## Start Dataset
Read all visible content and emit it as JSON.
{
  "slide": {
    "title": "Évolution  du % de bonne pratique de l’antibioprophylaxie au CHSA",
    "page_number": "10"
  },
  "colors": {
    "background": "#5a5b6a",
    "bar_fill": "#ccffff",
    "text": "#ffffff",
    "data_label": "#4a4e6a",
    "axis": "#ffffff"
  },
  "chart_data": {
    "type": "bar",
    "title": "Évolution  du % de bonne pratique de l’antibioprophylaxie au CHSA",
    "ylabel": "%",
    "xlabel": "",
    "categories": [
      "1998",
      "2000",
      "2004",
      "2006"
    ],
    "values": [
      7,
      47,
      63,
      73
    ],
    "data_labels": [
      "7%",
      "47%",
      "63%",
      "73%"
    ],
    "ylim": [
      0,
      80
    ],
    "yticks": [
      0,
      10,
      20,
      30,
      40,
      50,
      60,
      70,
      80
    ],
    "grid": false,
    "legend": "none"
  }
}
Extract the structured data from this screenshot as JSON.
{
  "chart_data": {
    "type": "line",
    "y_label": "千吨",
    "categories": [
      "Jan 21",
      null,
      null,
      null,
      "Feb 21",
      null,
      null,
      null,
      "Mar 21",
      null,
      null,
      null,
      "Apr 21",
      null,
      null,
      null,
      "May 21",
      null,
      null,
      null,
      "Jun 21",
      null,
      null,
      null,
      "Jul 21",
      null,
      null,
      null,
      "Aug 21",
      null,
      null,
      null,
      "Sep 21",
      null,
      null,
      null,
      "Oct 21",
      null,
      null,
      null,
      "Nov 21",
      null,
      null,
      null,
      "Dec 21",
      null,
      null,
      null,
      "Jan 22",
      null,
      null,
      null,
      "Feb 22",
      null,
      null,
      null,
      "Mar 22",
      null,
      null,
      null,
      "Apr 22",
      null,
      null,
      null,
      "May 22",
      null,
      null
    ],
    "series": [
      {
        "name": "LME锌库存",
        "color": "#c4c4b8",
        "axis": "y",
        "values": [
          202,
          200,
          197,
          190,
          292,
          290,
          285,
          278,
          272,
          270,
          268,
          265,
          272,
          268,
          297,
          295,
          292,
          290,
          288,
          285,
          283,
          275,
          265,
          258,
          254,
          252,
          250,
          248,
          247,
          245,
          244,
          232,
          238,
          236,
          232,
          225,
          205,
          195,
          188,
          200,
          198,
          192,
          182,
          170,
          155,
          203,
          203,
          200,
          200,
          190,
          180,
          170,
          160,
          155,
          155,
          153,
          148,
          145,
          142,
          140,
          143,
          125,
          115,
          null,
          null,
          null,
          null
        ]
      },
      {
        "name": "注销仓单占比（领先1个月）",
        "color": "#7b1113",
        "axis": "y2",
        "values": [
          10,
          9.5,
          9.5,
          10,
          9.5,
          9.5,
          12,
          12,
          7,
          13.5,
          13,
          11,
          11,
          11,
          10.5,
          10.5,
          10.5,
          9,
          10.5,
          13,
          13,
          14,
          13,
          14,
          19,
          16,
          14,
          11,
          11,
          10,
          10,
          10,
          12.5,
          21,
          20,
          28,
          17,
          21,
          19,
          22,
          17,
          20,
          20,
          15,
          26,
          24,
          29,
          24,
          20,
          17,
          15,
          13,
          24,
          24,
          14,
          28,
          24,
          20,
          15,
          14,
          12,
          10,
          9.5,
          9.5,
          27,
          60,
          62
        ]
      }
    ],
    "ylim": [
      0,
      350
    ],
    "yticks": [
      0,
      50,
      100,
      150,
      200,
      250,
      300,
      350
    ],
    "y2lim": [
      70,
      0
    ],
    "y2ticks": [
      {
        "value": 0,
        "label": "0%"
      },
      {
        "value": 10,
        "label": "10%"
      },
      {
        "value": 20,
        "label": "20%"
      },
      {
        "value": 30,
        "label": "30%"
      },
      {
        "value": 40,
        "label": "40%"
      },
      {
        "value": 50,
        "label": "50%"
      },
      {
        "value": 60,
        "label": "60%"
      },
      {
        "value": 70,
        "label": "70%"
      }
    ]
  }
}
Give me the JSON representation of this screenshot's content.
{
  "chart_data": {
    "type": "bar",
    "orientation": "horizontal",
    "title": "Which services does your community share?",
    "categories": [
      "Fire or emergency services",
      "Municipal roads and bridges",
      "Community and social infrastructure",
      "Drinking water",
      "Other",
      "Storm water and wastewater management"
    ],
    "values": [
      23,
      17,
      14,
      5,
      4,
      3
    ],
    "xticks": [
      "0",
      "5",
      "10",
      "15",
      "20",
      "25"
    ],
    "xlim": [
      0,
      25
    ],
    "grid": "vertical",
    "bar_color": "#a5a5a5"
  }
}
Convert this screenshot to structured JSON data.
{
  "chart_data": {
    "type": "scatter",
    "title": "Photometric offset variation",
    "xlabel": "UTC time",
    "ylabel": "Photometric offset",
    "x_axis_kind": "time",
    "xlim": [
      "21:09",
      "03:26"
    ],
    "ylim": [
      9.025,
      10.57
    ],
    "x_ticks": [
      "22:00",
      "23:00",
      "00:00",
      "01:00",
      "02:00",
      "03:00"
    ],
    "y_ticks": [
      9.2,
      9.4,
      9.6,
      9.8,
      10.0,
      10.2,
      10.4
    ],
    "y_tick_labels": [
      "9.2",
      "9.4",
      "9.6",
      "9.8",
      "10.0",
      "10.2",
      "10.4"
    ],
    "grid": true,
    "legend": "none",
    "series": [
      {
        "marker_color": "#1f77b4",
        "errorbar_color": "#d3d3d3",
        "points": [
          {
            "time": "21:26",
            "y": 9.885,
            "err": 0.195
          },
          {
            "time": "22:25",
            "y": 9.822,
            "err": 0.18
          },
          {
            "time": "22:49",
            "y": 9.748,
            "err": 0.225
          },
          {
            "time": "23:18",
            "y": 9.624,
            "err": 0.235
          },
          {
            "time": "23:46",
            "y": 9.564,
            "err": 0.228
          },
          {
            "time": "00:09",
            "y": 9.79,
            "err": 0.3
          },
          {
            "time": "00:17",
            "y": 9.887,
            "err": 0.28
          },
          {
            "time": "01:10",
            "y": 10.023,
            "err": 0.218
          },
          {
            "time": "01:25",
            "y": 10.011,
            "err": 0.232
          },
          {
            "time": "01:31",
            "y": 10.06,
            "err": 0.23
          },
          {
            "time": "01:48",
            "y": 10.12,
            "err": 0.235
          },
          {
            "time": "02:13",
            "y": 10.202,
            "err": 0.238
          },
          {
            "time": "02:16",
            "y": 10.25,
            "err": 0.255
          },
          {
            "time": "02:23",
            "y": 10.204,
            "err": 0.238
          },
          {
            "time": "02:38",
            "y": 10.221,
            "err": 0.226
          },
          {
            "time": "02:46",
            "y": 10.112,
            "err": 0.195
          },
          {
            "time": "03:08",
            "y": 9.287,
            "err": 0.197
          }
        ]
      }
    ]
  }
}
## End Dataset
[Task requirements] Read the entries and pick out all lines that include the word "screenshot".

[Complete response]
Extract the structured data from this screenshot as JSON.
Give me the JSON representation of this screenshot's content.
Convert this screenshot to structured JSON data.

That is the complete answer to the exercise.